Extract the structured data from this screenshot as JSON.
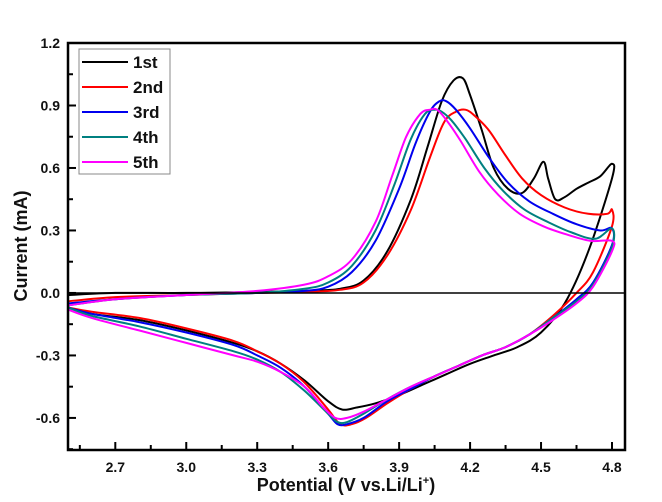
{
  "chart_data": {
    "type": "line",
    "title": "",
    "xlabel": "Potential (V vs.Li/Li",
    "xlabel_sup": "+",
    "xlabel_close": ")",
    "ylabel": "Current (mA)",
    "xlim": [
      2.5,
      4.855
    ],
    "ylim": [
      -0.754,
      1.2
    ],
    "xticks": [
      2.7,
      3.0,
      3.3,
      3.6,
      3.9,
      4.2,
      4.5,
      4.8
    ],
    "xtick_labels": [
      "2.7",
      "3.0",
      "3.3",
      "3.6",
      "3.9",
      "4.2",
      "4.5",
      "4.8"
    ],
    "yticks": [
      -0.6,
      -0.3,
      0.0,
      0.3,
      0.6,
      0.9,
      1.2
    ],
    "ytick_labels": [
      "-0.6",
      "-0.3",
      "0.0",
      "0.3",
      "0.6",
      "0.9",
      "1.2"
    ],
    "grid": false,
    "legend_position": "top-left",
    "series": [
      {
        "name": "1st",
        "color": "#000000",
        "x": [
          2.5,
          2.7,
          3.0,
          3.3,
          3.5,
          3.65,
          3.75,
          3.85,
          3.95,
          4.02,
          4.08,
          4.13,
          4.17,
          4.2,
          4.25,
          4.3,
          4.36,
          4.42,
          4.47,
          4.51,
          4.53,
          4.56,
          4.6,
          4.65,
          4.7,
          4.75,
          4.8,
          4.8,
          4.7,
          4.6,
          4.5,
          4.4,
          4.3,
          4.2,
          4.1,
          4.0,
          3.9,
          3.8,
          3.72,
          3.66,
          3.6,
          3.5,
          3.4,
          3.3,
          3.2,
          3.0,
          2.8,
          2.6,
          2.5
        ],
        "y": [
          -0.01,
          0.0,
          0.0,
          0.005,
          0.01,
          0.02,
          0.06,
          0.2,
          0.45,
          0.7,
          0.92,
          1.02,
          1.03,
          0.95,
          0.78,
          0.6,
          0.5,
          0.48,
          0.55,
          0.63,
          0.55,
          0.45,
          0.46,
          0.5,
          0.53,
          0.56,
          0.62,
          0.55,
          0.2,
          -0.05,
          -0.19,
          -0.26,
          -0.3,
          -0.34,
          -0.39,
          -0.44,
          -0.49,
          -0.53,
          -0.55,
          -0.56,
          -0.52,
          -0.42,
          -0.34,
          -0.28,
          -0.24,
          -0.18,
          -0.13,
          -0.1,
          -0.07
        ]
      },
      {
        "name": "2nd",
        "color": "#ff0000",
        "x": [
          2.5,
          2.7,
          3.0,
          3.3,
          3.5,
          3.65,
          3.75,
          3.85,
          3.95,
          4.03,
          4.09,
          4.14,
          4.18,
          4.22,
          4.28,
          4.35,
          4.42,
          4.5,
          4.6,
          4.7,
          4.78,
          4.8,
          4.8,
          4.72,
          4.65,
          4.55,
          4.45,
          4.35,
          4.25,
          4.15,
          4.05,
          3.95,
          3.85,
          3.76,
          3.7,
          3.65,
          3.6,
          3.5,
          3.4,
          3.3,
          3.2,
          3.0,
          2.8,
          2.6,
          2.5
        ],
        "y": [
          -0.04,
          -0.02,
          -0.01,
          0.0,
          0.005,
          0.015,
          0.05,
          0.18,
          0.4,
          0.65,
          0.82,
          0.87,
          0.88,
          0.85,
          0.78,
          0.66,
          0.55,
          0.47,
          0.41,
          0.38,
          0.38,
          0.4,
          0.32,
          0.1,
          0.0,
          -0.11,
          -0.2,
          -0.26,
          -0.3,
          -0.35,
          -0.4,
          -0.46,
          -0.53,
          -0.6,
          -0.63,
          -0.63,
          -0.56,
          -0.43,
          -0.34,
          -0.28,
          -0.23,
          -0.17,
          -0.12,
          -0.09,
          -0.07
        ]
      },
      {
        "name": "3rd",
        "color": "#0000ee",
        "x": [
          2.5,
          2.7,
          3.0,
          3.3,
          3.5,
          3.6,
          3.7,
          3.8,
          3.9,
          3.97,
          4.03,
          4.07,
          4.1,
          4.14,
          4.2,
          4.28,
          4.36,
          4.45,
          4.55,
          4.65,
          4.75,
          4.8,
          4.8,
          4.72,
          4.65,
          4.55,
          4.45,
          4.35,
          4.25,
          4.15,
          4.05,
          3.95,
          3.85,
          3.75,
          3.68,
          3.64,
          3.6,
          3.5,
          3.4,
          3.3,
          3.2,
          3.0,
          2.8,
          2.6,
          2.5
        ],
        "y": [
          -0.05,
          -0.03,
          -0.01,
          0.0,
          0.01,
          0.03,
          0.1,
          0.25,
          0.5,
          0.72,
          0.87,
          0.92,
          0.92,
          0.88,
          0.79,
          0.65,
          0.53,
          0.44,
          0.38,
          0.33,
          0.3,
          0.31,
          0.23,
          0.05,
          -0.03,
          -0.12,
          -0.2,
          -0.26,
          -0.3,
          -0.35,
          -0.4,
          -0.46,
          -0.52,
          -0.6,
          -0.63,
          -0.63,
          -0.58,
          -0.45,
          -0.36,
          -0.3,
          -0.25,
          -0.19,
          -0.14,
          -0.1,
          -0.07
        ]
      },
      {
        "name": "4th",
        "color": "#008080",
        "x": [
          2.5,
          2.7,
          3.0,
          3.3,
          3.5,
          3.6,
          3.7,
          3.8,
          3.88,
          3.95,
          4.01,
          4.05,
          4.08,
          4.12,
          4.18,
          4.26,
          4.34,
          4.43,
          4.53,
          4.63,
          4.73,
          4.8,
          4.8,
          4.72,
          4.65,
          4.55,
          4.45,
          4.35,
          4.25,
          4.15,
          4.05,
          3.95,
          3.85,
          3.75,
          3.68,
          3.64,
          3.6,
          3.5,
          3.4,
          3.3,
          3.2,
          3.0,
          2.8,
          2.6,
          2.5
        ],
        "y": [
          -0.06,
          -0.03,
          -0.01,
          0.0,
          0.02,
          0.05,
          0.13,
          0.3,
          0.52,
          0.74,
          0.86,
          0.88,
          0.87,
          0.83,
          0.74,
          0.6,
          0.49,
          0.4,
          0.34,
          0.29,
          0.26,
          0.31,
          0.22,
          0.04,
          -0.04,
          -0.12,
          -0.2,
          -0.26,
          -0.3,
          -0.35,
          -0.4,
          -0.45,
          -0.51,
          -0.58,
          -0.62,
          -0.62,
          -0.58,
          -0.47,
          -0.38,
          -0.32,
          -0.28,
          -0.22,
          -0.16,
          -0.11,
          -0.07
        ]
      },
      {
        "name": "5th",
        "color": "#ff00ff",
        "x": [
          2.5,
          2.7,
          3.0,
          3.3,
          3.5,
          3.6,
          3.7,
          3.8,
          3.87,
          3.93,
          3.99,
          4.03,
          4.06,
          4.1,
          4.16,
          4.24,
          4.32,
          4.41,
          4.51,
          4.61,
          4.71,
          4.8,
          4.8,
          4.72,
          4.65,
          4.55,
          4.45,
          4.35,
          4.25,
          4.15,
          4.05,
          3.95,
          3.85,
          3.75,
          3.68,
          3.63,
          3.58,
          3.5,
          3.4,
          3.3,
          3.2,
          3.0,
          2.8,
          2.6,
          2.5
        ],
        "y": [
          -0.06,
          -0.03,
          -0.01,
          0.01,
          0.04,
          0.08,
          0.16,
          0.34,
          0.56,
          0.75,
          0.86,
          0.88,
          0.88,
          0.83,
          0.73,
          0.58,
          0.47,
          0.38,
          0.32,
          0.28,
          0.25,
          0.25,
          0.2,
          0.03,
          -0.05,
          -0.13,
          -0.2,
          -0.26,
          -0.3,
          -0.35,
          -0.4,
          -0.45,
          -0.51,
          -0.57,
          -0.6,
          -0.6,
          -0.55,
          -0.45,
          -0.38,
          -0.33,
          -0.3,
          -0.24,
          -0.18,
          -0.12,
          -0.08
        ]
      }
    ]
  }
}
= = = = =
Objective
From the listing above, return each line with the word "color".

Result
        "color": "#000000",
        "color": "#ff0000",
        "color": "#0000ee",
        "color": "#008080",
        "color": "#ff00ff",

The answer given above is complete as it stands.